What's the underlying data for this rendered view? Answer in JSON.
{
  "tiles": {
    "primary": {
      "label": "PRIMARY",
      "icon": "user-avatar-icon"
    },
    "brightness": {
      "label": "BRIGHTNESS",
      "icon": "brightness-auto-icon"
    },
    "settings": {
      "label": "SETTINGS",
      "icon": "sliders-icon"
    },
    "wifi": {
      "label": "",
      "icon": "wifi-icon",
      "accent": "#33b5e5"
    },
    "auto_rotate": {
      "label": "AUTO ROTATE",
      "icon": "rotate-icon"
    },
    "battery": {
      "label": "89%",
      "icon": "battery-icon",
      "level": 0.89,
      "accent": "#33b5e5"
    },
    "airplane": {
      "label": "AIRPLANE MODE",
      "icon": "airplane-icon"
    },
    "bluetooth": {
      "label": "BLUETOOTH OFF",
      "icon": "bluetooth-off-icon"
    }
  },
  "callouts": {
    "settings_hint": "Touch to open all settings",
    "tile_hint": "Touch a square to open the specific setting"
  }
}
────────────────────────────────────────
§ YOUR TASK
Write out the entries in full, exactly as given.

§ EXERCISE RESPONSE
What's the underlying data for this rendered view? Answer in JSON.
{
  "tiles": {
    "primary": {
      "label": "PRIMARY",
      "icon": "user-avatar-icon"
    },
    "brightness": {
      "label": "BRIGHTNESS",
      "icon": "brightness-auto-icon"
    },
    "settings": {
      "label": "SETTINGS",
      "icon": "sliders-icon"
    },
    "wifi": {
      "label": "",
      "icon": "wifi-icon",
      "accent": "#33b5e5"
    },
    "auto_rotate": {
      "label": "AUTO ROTATE",
      "icon": "rotate-icon"
    },
    "battery": {
      "label": "89%",
      "icon": "battery-icon",
      "level": 0.89,
      "accent": "#33b5e5"
    },
    "airplane": {
      "label": "AIRPLANE MODE",
      "icon": "airplane-icon"
    },
    "bluetooth": {
      "label": "BLUETOOTH OFF",
      "icon": "bluetooth-off-icon"
    }
  },
  "callouts": {
    "settings_hint": "Touch to open all settings",
    "tile_hint": "Touch a square to open the specific setting"
  }
}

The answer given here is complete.